### GIVEN RECORDS
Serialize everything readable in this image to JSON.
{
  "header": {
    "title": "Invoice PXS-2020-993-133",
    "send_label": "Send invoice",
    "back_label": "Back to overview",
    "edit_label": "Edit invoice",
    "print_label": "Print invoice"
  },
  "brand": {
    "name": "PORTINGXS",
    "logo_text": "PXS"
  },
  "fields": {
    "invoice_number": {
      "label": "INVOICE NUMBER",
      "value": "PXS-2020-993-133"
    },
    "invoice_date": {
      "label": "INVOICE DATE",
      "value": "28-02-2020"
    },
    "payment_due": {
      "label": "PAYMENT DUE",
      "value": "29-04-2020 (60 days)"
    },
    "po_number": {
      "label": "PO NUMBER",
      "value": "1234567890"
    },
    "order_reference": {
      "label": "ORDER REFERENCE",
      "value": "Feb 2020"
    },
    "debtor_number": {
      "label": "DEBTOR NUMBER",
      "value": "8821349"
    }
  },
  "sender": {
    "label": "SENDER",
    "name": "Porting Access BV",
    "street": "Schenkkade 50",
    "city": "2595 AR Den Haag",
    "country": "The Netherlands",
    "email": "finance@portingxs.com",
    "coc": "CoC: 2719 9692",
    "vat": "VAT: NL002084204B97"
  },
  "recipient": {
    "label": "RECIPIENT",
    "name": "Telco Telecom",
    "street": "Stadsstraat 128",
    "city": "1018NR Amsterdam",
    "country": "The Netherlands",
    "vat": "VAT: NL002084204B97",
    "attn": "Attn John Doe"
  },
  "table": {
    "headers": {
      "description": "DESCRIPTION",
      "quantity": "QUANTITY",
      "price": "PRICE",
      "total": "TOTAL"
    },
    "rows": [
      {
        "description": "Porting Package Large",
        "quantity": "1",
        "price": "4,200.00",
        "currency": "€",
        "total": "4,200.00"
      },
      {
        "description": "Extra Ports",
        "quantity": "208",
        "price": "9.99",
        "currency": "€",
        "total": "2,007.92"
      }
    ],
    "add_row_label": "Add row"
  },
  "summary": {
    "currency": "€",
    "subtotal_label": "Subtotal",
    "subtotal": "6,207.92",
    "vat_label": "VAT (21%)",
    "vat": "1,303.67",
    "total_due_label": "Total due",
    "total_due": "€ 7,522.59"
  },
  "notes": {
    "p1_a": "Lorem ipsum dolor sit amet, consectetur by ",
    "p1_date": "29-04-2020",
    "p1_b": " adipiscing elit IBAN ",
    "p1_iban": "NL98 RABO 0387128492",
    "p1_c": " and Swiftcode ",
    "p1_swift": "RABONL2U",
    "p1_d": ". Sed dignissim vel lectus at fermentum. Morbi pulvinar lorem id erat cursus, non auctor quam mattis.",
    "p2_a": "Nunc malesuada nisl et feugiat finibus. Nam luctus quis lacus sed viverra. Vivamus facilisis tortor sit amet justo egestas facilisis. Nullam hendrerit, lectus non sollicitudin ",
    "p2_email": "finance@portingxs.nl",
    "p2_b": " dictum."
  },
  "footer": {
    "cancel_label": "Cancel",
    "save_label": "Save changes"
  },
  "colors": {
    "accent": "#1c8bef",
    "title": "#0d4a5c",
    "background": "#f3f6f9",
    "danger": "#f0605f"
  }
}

### THE EXERCISE
Find the lines above holding the word "lectus" and show them.

### CORRECT OUTPUT
    "p1_d": ". Sed dignissim vel lectus at fermentum. Morbi pulvinar lorem id erat cursus, non auctor quam mattis.",
    "p2_a": "Nunc malesuada nisl et feugiat finibus. Nam luctus quis lacus sed viverra. Vivamus facilisis tortor sit amet justo egestas facilisis. Nullam hendrerit, lectus non sollicitudin ",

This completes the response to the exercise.